=== Data provided ===
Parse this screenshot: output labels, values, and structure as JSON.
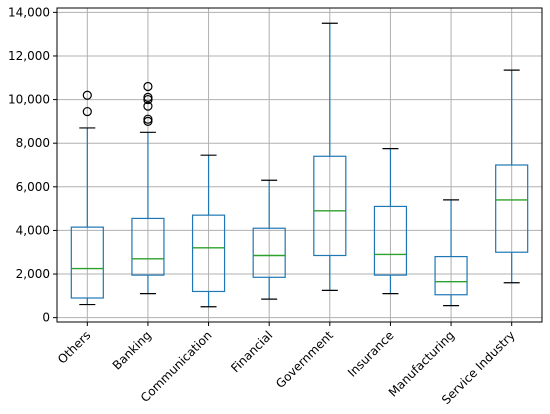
{
  "chart_data": {
    "type": "boxplot",
    "title": "",
    "xlabel": "",
    "ylabel": "",
    "ylim": [
      -200,
      14200
    ],
    "yticks": [
      0,
      2000,
      4000,
      6000,
      8000,
      10000,
      12000,
      14000
    ],
    "ytick_labels": [
      "0",
      "2,000",
      "4,000",
      "6,000",
      "8,000",
      "10,000",
      "12,000",
      "14,000"
    ],
    "grid": true,
    "colors": {
      "box": "#1f77b4",
      "median": "#2ca02c",
      "cap": "#000000",
      "outlier": "#000000",
      "grid": "#b0b0b0"
    },
    "categories": [
      "Others",
      "Banking",
      "Communication",
      "Financial",
      "Government",
      "Insurance",
      "Manufacturing",
      "Service Industry"
    ],
    "boxes": [
      {
        "category": "Others",
        "whislo": 600,
        "q1": 900,
        "med": 2250,
        "q3": 4150,
        "whishi": 8700,
        "fliers": [
          9450,
          10200
        ]
      },
      {
        "category": "Banking",
        "whislo": 1100,
        "q1": 1950,
        "med": 2700,
        "q3": 4550,
        "whishi": 8500,
        "fliers": [
          9000,
          9100,
          9700,
          10000,
          10100,
          10600
        ]
      },
      {
        "category": "Communication",
        "whislo": 500,
        "q1": 1200,
        "med": 3200,
        "q3": 4700,
        "whishi": 7450,
        "fliers": []
      },
      {
        "category": "Financial",
        "whislo": 850,
        "q1": 1850,
        "med": 2850,
        "q3": 4100,
        "whishi": 6300,
        "fliers": []
      },
      {
        "category": "Government",
        "whislo": 1250,
        "q1": 2850,
        "med": 4900,
        "q3": 7400,
        "whishi": 13500,
        "fliers": []
      },
      {
        "category": "Insurance",
        "whislo": 1100,
        "q1": 1950,
        "med": 2900,
        "q3": 5100,
        "whishi": 7750,
        "fliers": []
      },
      {
        "category": "Manufacturing",
        "whislo": 550,
        "q1": 1050,
        "med": 1650,
        "q3": 2800,
        "whishi": 5400,
        "fliers": []
      },
      {
        "category": "Service Industry",
        "whislo": 1600,
        "q1": 3000,
        "med": 5400,
        "q3": 7000,
        "whishi": 11350,
        "fliers": []
      }
    ]
  }
}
===
§ Requirement
Would you return the data exactly as written, without the pictures?

§ Result of the task
Parse this screenshot: output labels, values, and structure as JSON.
{
  "chart_data": {
    "type": "boxplot",
    "title": "",
    "xlabel": "",
    "ylabel": "",
    "ylim": [
      -200,
      14200
    ],
    "yticks": [
      0,
      2000,
      4000,
      6000,
      8000,
      10000,
      12000,
      14000
    ],
    "ytick_labels": [
      "0",
      "2,000",
      "4,000",
      "6,000",
      "8,000",
      "10,000",
      "12,000",
      "14,000"
    ],
    "grid": true,
    "colors": {
      "box": "#1f77b4",
      "median": "#2ca02c",
      "cap": "#000000",
      "outlier": "#000000",
      "grid": "#b0b0b0"
    },
    "categories": [
      "Others",
      "Banking",
      "Communication",
      "Financial",
      "Government",
      "Insurance",
      "Manufacturing",
      "Service Industry"
    ],
    "boxes": [
      {
        "category": "Others",
        "whislo": 600,
        "q1": 900,
        "med": 2250,
        "q3": 4150,
        "whishi": 8700,
        "fliers": [
          9450,
          10200
        ]
      },
      {
        "category": "Banking",
        "whislo": 1100,
        "q1": 1950,
        "med": 2700,
        "q3": 4550,
        "whishi": 8500,
        "fliers": [
          9000,
          9100,
          9700,
          10000,
          10100,
          10600
        ]
      },
      {
        "category": "Communication",
        "whislo": 500,
        "q1": 1200,
        "med": 3200,
        "q3": 4700,
        "whishi": 7450,
        "fliers": []
      },
      {
        "category": "Financial",
        "whislo": 850,
        "q1": 1850,
        "med": 2850,
        "q3": 4100,
        "whishi": 6300,
        "fliers": []
      },
      {
        "category": "Government",
        "whislo": 1250,
        "q1": 2850,
        "med": 4900,
        "q3": 7400,
        "whishi": 13500,
        "fliers": []
      },
      {
        "category": "Insurance",
        "whislo": 1100,
        "q1": 1950,
        "med": 2900,
        "q3": 5100,
        "whishi": 7750,
        "fliers": []
      },
      {
        "category": "Manufacturing",
        "whislo": 550,
        "q1": 1050,
        "med": 1650,
        "q3": 2800,
        "whishi": 5400,
        "fliers": []
      },
      {
        "category": "Service Industry",
        "whislo": 1600,
        "q1": 3000,
        "med": 5400,
        "q3": 7000,
        "whishi": 11350,
        "fliers": []
      }
    ]
  }
}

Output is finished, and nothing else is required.